** Start MATERIAL PROVIDED **

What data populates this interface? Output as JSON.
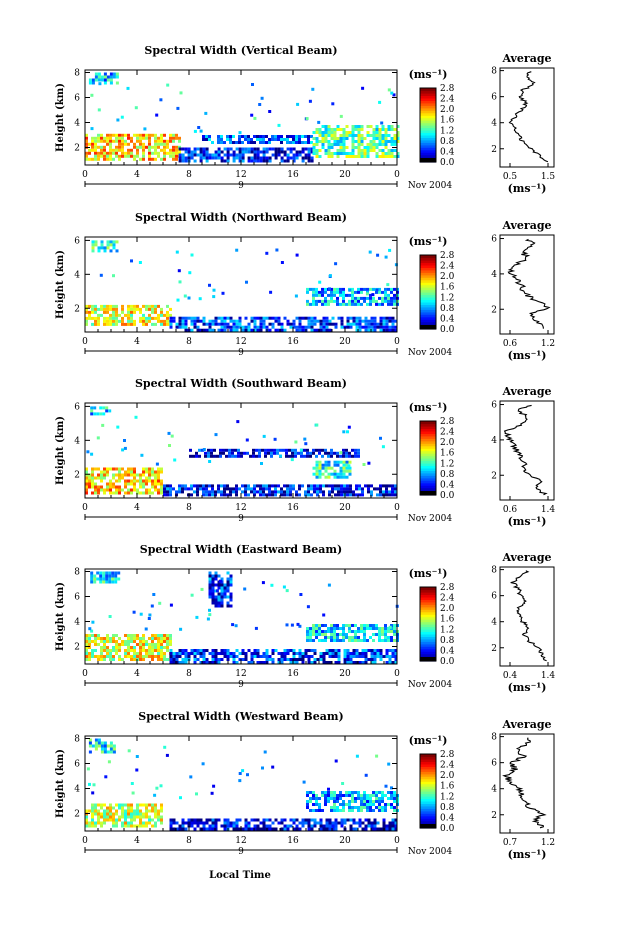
{
  "figure": {
    "xlabel": "Local Time",
    "date_label": "Nov 2004",
    "day_label": "9",
    "ylabel": "Height (km)",
    "unit_label": "(ms⁻¹)",
    "avg_title": "Average",
    "avg_xlabel": "(ms⁻¹)"
  },
  "chart_data": [
    {
      "type": "heatmap",
      "title": "Spectral Width (Vertical Beam)",
      "xlabel": "",
      "ylabel": "Height (km)",
      "xlim": [
        0,
        24
      ],
      "ylim": [
        0.6,
        8.2
      ],
      "xticks": [
        "0",
        "4",
        "8",
        "12",
        "16",
        "20",
        "0"
      ],
      "yticks": [
        "2",
        "4",
        "6",
        "8"
      ],
      "colorbar": {
        "label": "(ms⁻¹)",
        "ticks": [
          "0.0",
          "0.4",
          "0.8",
          "1.2",
          "1.6",
          "2.0",
          "2.4",
          "2.8"
        ],
        "range": [
          0,
          3.0
        ]
      },
      "regions": [
        {
          "t0": 0,
          "t1": 7.2,
          "h0": 1.1,
          "h1": 3.1,
          "level": 2.0
        },
        {
          "t0": 7.2,
          "t1": 17.5,
          "h0": 1.0,
          "h1": 2.0,
          "level": 0.4
        },
        {
          "t0": 9,
          "t1": 17.5,
          "h0": 2.5,
          "h1": 3.0,
          "level": 0.6
        },
        {
          "t0": 17.5,
          "t1": 24,
          "h0": 1.3,
          "h1": 3.8,
          "level": 1.4
        },
        {
          "t0": 0.3,
          "t1": 2.5,
          "h0": 7.2,
          "h1": 8.0,
          "level": 1.0
        }
      ],
      "average": {
        "xticks": [
          "0.5",
          "1.5"
        ],
        "xlim": [
          0.3,
          1.7
        ],
        "ylim": [
          0.6,
          8.2
        ],
        "yticks": [
          "2",
          "4",
          "6",
          "8"
        ],
        "h": [
          1.0,
          1.5,
          2.0,
          2.5,
          3.0,
          3.5,
          4.0,
          4.5,
          5.0,
          5.5,
          6.0,
          6.5,
          7.0,
          7.5,
          8.0
        ],
        "v": [
          1.5,
          1.3,
          1.1,
          0.9,
          0.8,
          0.7,
          0.55,
          0.7,
          0.85,
          1.0,
          0.8,
          0.9,
          1.2,
          1.0,
          1.1
        ]
      }
    },
    {
      "type": "heatmap",
      "title": "Spectral Width (Northward Beam)",
      "xlabel": "",
      "ylabel": "Height (km)",
      "xlim": [
        0,
        24
      ],
      "ylim": [
        0.6,
        6.2
      ],
      "xticks": [
        "0",
        "4",
        "8",
        "12",
        "16",
        "20",
        "0"
      ],
      "yticks": [
        "2",
        "4",
        "6"
      ],
      "colorbar": {
        "label": "(ms⁻¹)",
        "ticks": [
          "0.0",
          "0.4",
          "0.8",
          "1.2",
          "1.6",
          "2.0",
          "2.4",
          "2.8"
        ],
        "range": [
          0,
          3.0
        ]
      },
      "regions": [
        {
          "t0": 0,
          "t1": 6.5,
          "h0": 1.0,
          "h1": 2.2,
          "level": 1.8
        },
        {
          "t0": 6.5,
          "t1": 24,
          "h0": 0.7,
          "h1": 1.5,
          "level": 0.5
        },
        {
          "t0": 17,
          "t1": 24,
          "h0": 2.2,
          "h1": 3.2,
          "level": 0.9
        },
        {
          "t0": 0.5,
          "t1": 2.5,
          "h0": 5.4,
          "h1": 6.0,
          "level": 1.2
        }
      ],
      "average": {
        "xticks": [
          "0.6",
          "1.2"
        ],
        "xlim": [
          0.4,
          1.4
        ],
        "ylim": [
          0.6,
          6.2
        ],
        "yticks": [
          "2",
          "4",
          "6"
        ],
        "h": [
          0.9,
          1.3,
          1.7,
          2.1,
          2.5,
          2.9,
          3.3,
          3.7,
          4.1,
          4.5,
          4.9,
          5.3,
          5.7,
          6.0
        ],
        "v": [
          1.2,
          1.1,
          0.95,
          1.3,
          1.05,
          0.85,
          0.8,
          0.7,
          0.6,
          0.7,
          0.9,
          0.8,
          1.0,
          0.9
        ]
      }
    },
    {
      "type": "heatmap",
      "title": "Spectral Width (Southward Beam)",
      "xlabel": "",
      "ylabel": "Height (km)",
      "xlim": [
        0,
        24
      ],
      "ylim": [
        0.6,
        6.2
      ],
      "xticks": [
        "0",
        "4",
        "8",
        "12",
        "16",
        "20",
        "0"
      ],
      "yticks": [
        "2",
        "4",
        "6"
      ],
      "colorbar": {
        "label": "(ms⁻¹)",
        "ticks": [
          "0.0",
          "0.4",
          "0.8",
          "1.2",
          "1.6",
          "2.0",
          "2.4",
          "2.8"
        ],
        "range": [
          0,
          3.0
        ]
      },
      "regions": [
        {
          "t0": 0,
          "t1": 5.8,
          "h0": 0.9,
          "h1": 2.4,
          "level": 2.0
        },
        {
          "t0": 6,
          "t1": 24,
          "h0": 0.7,
          "h1": 1.4,
          "level": 0.4
        },
        {
          "t0": 8,
          "t1": 21,
          "h0": 3.0,
          "h1": 3.5,
          "level": 0.3
        },
        {
          "t0": 17.5,
          "t1": 20.5,
          "h0": 1.8,
          "h1": 2.8,
          "level": 1.2
        },
        {
          "t0": 0.4,
          "t1": 2.2,
          "h0": 5.5,
          "h1": 6.0,
          "level": 1.0
        }
      ],
      "average": {
        "xticks": [
          "0.6",
          "1.4"
        ],
        "xlim": [
          0.4,
          1.6
        ],
        "ylim": [
          0.6,
          6.2
        ],
        "yticks": [
          "2",
          "4",
          "6"
        ],
        "h": [
          0.9,
          1.3,
          1.7,
          2.1,
          2.5,
          2.9,
          3.3,
          3.7,
          4.1,
          4.5,
          4.9,
          5.3,
          5.7,
          6.0
        ],
        "v": [
          1.4,
          1.2,
          1.3,
          1.0,
          0.95,
          0.9,
          0.8,
          0.7,
          0.6,
          0.55,
          0.9,
          1.0,
          0.8,
          1.1
        ]
      }
    },
    {
      "type": "heatmap",
      "title": "Spectral Width (Eastward Beam)",
      "xlabel": "",
      "ylabel": "Height (km)",
      "xlim": [
        0,
        24
      ],
      "ylim": [
        0.6,
        8.2
      ],
      "xticks": [
        "0",
        "4",
        "8",
        "12",
        "16",
        "20",
        "0"
      ],
      "yticks": [
        "2",
        "4",
        "6",
        "8"
      ],
      "colorbar": {
        "label": "(ms⁻¹)",
        "ticks": [
          "0.0",
          "0.4",
          "0.8",
          "1.2",
          "1.6",
          "2.0",
          "2.4",
          "2.8"
        ],
        "range": [
          0,
          3.0
        ]
      },
      "regions": [
        {
          "t0": 0,
          "t1": 6.5,
          "h0": 1.0,
          "h1": 3.0,
          "level": 1.8
        },
        {
          "t0": 6.5,
          "t1": 24,
          "h0": 0.8,
          "h1": 1.8,
          "level": 0.5
        },
        {
          "t0": 17,
          "t1": 24,
          "h0": 2.5,
          "h1": 3.8,
          "level": 1.0
        },
        {
          "t0": 0.4,
          "t1": 2.5,
          "h0": 7.2,
          "h1": 8.0,
          "level": 1.1
        },
        {
          "t0": 9.5,
          "t1": 11.2,
          "h0": 5.2,
          "h1": 8.0,
          "level": 0.5
        }
      ],
      "average": {
        "xticks": [
          "0.4",
          "1.4"
        ],
        "xlim": [
          0.3,
          1.6
        ],
        "ylim": [
          0.6,
          8.2
        ],
        "yticks": [
          "2",
          "4",
          "6",
          "8"
        ],
        "h": [
          1.0,
          1.5,
          2.0,
          2.5,
          3.0,
          3.5,
          4.0,
          4.5,
          5.0,
          5.5,
          6.0,
          6.5,
          7.0,
          7.5,
          8.0
        ],
        "v": [
          1.4,
          1.3,
          1.25,
          1.0,
          0.9,
          1.0,
          0.85,
          0.8,
          0.7,
          0.9,
          0.8,
          0.75,
          0.6,
          0.8,
          1.0
        ]
      }
    },
    {
      "type": "heatmap",
      "title": "Spectral Width (Westward Beam)",
      "xlabel": "Local Time",
      "ylabel": "Height (km)",
      "xlim": [
        0,
        24
      ],
      "ylim": [
        0.6,
        8.2
      ],
      "xticks": [
        "0",
        "4",
        "8",
        "12",
        "16",
        "20",
        "0"
      ],
      "yticks": [
        "2",
        "4",
        "6",
        "8"
      ],
      "colorbar": {
        "label": "(ms⁻¹)",
        "ticks": [
          "0.0",
          "0.4",
          "0.8",
          "1.2",
          "1.6",
          "2.0",
          "2.4",
          "2.8"
        ],
        "range": [
          0,
          3.0
        ]
      },
      "regions": [
        {
          "t0": 0,
          "t1": 6,
          "h0": 1.1,
          "h1": 2.8,
          "level": 1.7
        },
        {
          "t0": 6.5,
          "t1": 24,
          "h0": 0.8,
          "h1": 1.6,
          "level": 0.3
        },
        {
          "t0": 17,
          "t1": 24,
          "h0": 2.2,
          "h1": 3.8,
          "level": 0.9
        },
        {
          "t0": 0.3,
          "t1": 2.2,
          "h0": 7.0,
          "h1": 8.0,
          "level": 1.1
        }
      ],
      "average": {
        "xticks": [
          "0.7",
          "1.2"
        ],
        "xlim": [
          0.5,
          1.4
        ],
        "ylim": [
          0.6,
          8.2
        ],
        "yticks": [
          "2",
          "4",
          "6",
          "8"
        ],
        "h": [
          1.0,
          1.5,
          2.0,
          2.5,
          3.0,
          3.5,
          4.0,
          4.5,
          5.0,
          5.5,
          6.0,
          6.5,
          7.0,
          7.5,
          8.0
        ],
        "v": [
          1.2,
          1.1,
          1.2,
          1.0,
          0.95,
          0.85,
          0.8,
          0.7,
          0.6,
          0.75,
          0.7,
          0.9,
          0.8,
          0.95,
          1.0
        ]
      }
    }
  ]
}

** End MATERIAL PROVIDED **

## TASK DESCRIPTION
Say how many lines hold the word "Time", giving the number and nothing else.

## COMPLETE ANSWER
2